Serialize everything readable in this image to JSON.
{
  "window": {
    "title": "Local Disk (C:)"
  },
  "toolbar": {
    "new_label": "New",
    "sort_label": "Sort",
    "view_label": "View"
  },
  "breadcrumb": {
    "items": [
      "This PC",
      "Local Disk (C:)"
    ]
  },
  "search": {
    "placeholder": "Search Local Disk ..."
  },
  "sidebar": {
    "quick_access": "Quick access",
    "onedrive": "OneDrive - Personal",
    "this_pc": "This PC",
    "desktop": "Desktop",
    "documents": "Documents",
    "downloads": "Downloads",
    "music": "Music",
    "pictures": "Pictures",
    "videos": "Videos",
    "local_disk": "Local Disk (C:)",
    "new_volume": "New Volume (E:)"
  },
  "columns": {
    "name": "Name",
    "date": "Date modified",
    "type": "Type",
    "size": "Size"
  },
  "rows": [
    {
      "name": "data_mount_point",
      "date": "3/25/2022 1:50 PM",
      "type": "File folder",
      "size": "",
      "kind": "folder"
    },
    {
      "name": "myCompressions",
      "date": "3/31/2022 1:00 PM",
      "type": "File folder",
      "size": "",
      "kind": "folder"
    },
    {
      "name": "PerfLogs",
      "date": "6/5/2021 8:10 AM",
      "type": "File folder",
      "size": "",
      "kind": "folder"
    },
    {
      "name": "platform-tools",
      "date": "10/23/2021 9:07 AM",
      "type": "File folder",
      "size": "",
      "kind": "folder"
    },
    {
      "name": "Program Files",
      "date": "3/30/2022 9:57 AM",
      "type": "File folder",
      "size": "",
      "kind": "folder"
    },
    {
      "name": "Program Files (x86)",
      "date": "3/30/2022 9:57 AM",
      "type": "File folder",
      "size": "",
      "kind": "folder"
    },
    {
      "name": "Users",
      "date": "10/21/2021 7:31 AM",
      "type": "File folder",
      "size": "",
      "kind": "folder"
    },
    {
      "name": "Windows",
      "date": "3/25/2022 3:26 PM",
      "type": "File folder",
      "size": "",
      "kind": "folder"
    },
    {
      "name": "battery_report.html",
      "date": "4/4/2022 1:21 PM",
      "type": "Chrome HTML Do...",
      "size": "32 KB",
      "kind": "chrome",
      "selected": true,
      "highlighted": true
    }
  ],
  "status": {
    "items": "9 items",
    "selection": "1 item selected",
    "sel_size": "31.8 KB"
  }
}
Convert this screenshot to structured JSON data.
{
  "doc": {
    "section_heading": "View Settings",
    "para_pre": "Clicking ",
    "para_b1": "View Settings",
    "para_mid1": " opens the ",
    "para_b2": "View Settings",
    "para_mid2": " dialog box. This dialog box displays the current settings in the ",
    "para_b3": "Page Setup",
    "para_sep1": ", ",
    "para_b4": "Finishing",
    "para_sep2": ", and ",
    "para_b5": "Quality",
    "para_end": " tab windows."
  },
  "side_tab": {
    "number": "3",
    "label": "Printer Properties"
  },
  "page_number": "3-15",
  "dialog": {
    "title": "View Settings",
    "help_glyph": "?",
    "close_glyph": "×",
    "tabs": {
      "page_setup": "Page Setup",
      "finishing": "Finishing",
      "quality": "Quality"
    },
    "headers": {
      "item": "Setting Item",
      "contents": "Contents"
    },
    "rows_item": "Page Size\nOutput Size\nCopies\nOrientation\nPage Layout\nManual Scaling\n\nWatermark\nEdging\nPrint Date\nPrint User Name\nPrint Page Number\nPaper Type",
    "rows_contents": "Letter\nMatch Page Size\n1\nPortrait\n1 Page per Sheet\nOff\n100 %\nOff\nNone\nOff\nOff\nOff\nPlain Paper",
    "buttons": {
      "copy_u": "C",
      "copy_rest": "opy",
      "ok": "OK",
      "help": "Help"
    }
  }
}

◇ ◇ ◇ ◇ ◇

**EXERCISE PROMPT:**
Give the number of lines in the entries that include the string "Disk", and nothing more.

**WRITTEN RESPONSE:**
4